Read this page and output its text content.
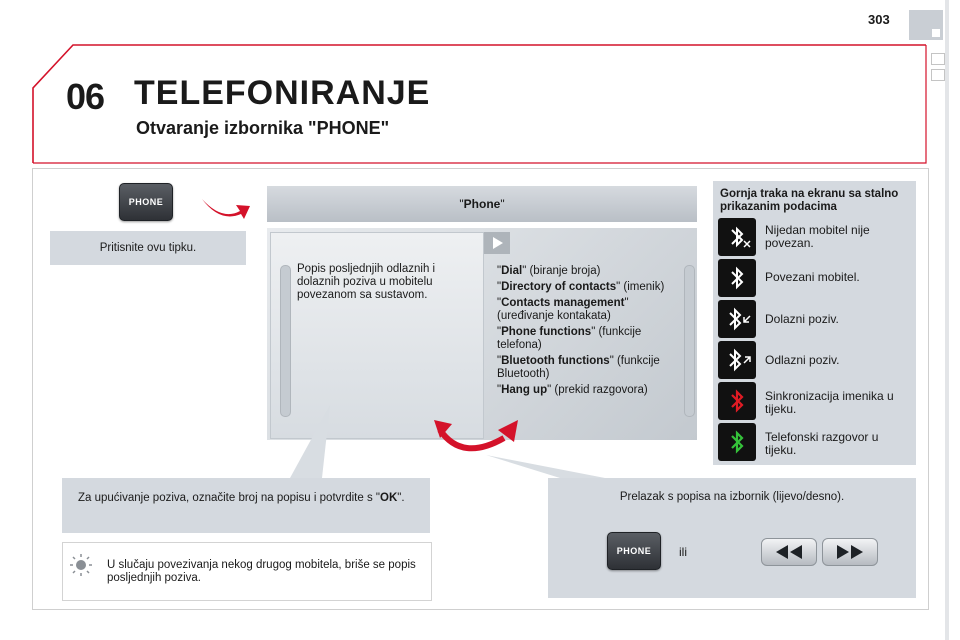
303
06 TELEFONIRANJE
Otvaranje izbornika "PHONE"
PHONE
Pritisnite ovu tipku.
"Phone"
Popis posljednjih odlaznih i dolaznih poziva u mobitelu povezanom sa sustavom.
"Dial" (biranje broja)
"Directory of contacts" (imenik)
"Contacts management" (uređivanje kontakata)
"Phone functions" (funkcije telefona)
"Bluetooth functions" (funkcije Bluetooth)
"Hang up" (prekid razgovora)
Za upućivanje poziva, označite broj na popisu i potvrdite s "OK".
U slučaju povezivanja nekog drugog mobitela, briše se popis posljednjih poziva.
Gornja traka na ekranu sa stalno prikazanim podacima
Nijedan mobitel nije povezan.
Povezani mobitel.
Dolazni poziv.
Odlazni poziv.
Sinkronizacija imenika u tijeku.
Telefonski razgovor u tijeku.
Prelazak s popisa na izbornik (lijevo/desno).
PHONE	ili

Task goal
Print all of the records shown above exactly, leaving out each picture.

Task result
Read this page and output its text content.
303
06 TELEFONIRANJE
Otvaranje izbornika "PHONE"
PHONE
Pritisnite ovu tipku.
"Phone"
Popis posljednjih odlaznih i dolaznih poziva u mobitelu povezanom sa sustavom.
"Dial" (biranje broja)
"Directory of contacts" (imenik)
"Contacts management" (uređivanje kontakata)
"Phone functions" (funkcije telefona)
"Bluetooth functions" (funkcije Bluetooth)
"Hang up" (prekid razgovora)
Za upućivanje poziva, označite broj na popisu i potvrdite s "OK".
U slučaju povezivanja nekog drugog mobitela, briše se popis posljednjih poziva.
Gornja traka na ekranu sa stalno prikazanim podacima
Nijedan mobitel nije povezan.
Povezani mobitel.
Dolazni poziv.
Odlazni poziv.
Sinkronizacija imenika u tijeku.
Telefonski razgovor u tijeku.
Prelazak s popisa na izbornik (lijevo/desno).
PHONE	ili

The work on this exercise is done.